## Objective
Each line should be copied exactly.

## Records shown
——————————

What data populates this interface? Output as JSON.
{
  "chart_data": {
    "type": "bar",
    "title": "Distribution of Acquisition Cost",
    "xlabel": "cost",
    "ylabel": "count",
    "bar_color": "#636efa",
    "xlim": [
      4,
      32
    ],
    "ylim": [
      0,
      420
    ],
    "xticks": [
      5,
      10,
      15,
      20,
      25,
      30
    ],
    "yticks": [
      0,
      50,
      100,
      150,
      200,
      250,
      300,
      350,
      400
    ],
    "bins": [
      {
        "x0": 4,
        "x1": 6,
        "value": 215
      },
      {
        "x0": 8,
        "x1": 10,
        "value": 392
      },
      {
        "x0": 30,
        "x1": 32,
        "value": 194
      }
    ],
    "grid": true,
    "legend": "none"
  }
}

——————————

## Full output
What data populates this interface? Output as JSON.
{
  "chart_data": {
    "type": "bar",
    "title": "Distribution of Acquisition Cost",
    "xlabel": "cost",
    "ylabel": "count",
    "bar_color": "#636efa",
    "xlim": [
      4,
      32
    ],
    "ylim": [
      0,
      420
    ],
    "xticks": [
      5,
      10,
      15,
      20,
      25,
      30
    ],
    "yticks": [
      0,
      50,
      100,
      150,
      200,
      250,
      300,
      350,
      400
    ],
    "bins": [
      {
        "x0": 4,
        "x1": 6,
        "value": 215
      },
      {
        "x0": 8,
        "x1": 10,
        "value": 392
      },
      {
        "x0": 30,
        "x1": 32,
        "value": 194
      }
    ],
    "grid": true,
    "legend": "none"
  }
}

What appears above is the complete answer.